**Your task**
Gather up all lines that carry the word "function".

—————

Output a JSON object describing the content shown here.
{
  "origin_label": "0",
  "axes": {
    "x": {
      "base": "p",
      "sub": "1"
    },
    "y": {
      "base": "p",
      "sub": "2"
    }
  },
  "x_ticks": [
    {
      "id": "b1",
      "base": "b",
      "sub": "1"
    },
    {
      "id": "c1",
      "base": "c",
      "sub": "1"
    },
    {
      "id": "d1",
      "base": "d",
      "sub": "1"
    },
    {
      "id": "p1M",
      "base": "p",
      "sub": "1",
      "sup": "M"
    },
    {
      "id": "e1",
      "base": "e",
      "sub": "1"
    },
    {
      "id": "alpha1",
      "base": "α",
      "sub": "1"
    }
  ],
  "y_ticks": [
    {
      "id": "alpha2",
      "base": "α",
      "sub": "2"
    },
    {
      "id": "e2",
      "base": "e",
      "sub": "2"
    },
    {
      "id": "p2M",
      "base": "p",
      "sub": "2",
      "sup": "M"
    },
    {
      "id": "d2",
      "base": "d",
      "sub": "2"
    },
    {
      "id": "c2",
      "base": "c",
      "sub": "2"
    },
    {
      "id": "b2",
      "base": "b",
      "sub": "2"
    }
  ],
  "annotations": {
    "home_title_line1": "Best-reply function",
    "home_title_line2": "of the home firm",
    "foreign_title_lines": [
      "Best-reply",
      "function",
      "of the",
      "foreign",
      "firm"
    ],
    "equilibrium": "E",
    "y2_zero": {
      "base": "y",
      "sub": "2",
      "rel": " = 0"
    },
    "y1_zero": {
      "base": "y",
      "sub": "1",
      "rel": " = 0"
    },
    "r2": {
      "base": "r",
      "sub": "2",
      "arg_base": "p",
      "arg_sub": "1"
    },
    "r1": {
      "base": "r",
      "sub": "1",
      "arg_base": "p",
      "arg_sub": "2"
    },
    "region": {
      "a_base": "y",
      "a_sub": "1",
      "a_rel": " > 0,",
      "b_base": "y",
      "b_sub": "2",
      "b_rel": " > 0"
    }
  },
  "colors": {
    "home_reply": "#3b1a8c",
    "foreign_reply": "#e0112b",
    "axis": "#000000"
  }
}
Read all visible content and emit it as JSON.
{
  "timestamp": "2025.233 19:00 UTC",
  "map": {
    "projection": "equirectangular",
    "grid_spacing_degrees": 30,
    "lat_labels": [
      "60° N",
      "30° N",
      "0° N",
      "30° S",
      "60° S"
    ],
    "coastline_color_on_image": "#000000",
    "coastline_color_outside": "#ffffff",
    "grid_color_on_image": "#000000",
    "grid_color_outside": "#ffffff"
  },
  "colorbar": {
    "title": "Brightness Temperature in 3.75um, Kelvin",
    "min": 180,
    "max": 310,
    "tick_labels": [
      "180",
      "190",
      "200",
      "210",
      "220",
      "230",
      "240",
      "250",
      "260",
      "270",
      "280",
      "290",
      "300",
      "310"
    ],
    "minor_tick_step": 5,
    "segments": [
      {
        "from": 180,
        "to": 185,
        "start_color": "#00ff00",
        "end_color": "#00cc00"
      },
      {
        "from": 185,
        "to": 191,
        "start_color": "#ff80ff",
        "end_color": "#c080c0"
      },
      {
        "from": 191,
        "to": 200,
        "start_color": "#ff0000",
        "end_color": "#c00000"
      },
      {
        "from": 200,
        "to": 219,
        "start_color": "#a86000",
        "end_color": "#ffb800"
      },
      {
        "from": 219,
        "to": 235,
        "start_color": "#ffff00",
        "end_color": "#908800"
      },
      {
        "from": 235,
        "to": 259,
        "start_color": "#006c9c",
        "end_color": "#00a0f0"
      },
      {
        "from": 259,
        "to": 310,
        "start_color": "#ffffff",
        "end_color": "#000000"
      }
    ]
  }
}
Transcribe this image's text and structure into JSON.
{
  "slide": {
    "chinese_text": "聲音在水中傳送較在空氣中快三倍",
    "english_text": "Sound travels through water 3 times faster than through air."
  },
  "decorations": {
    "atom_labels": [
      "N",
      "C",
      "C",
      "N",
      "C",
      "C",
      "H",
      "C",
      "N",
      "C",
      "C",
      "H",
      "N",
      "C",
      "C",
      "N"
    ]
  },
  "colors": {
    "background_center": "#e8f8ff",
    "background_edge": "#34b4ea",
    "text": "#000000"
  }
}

—————

**Full response**
    "home_title_line1": "Best-reply function",
      "function",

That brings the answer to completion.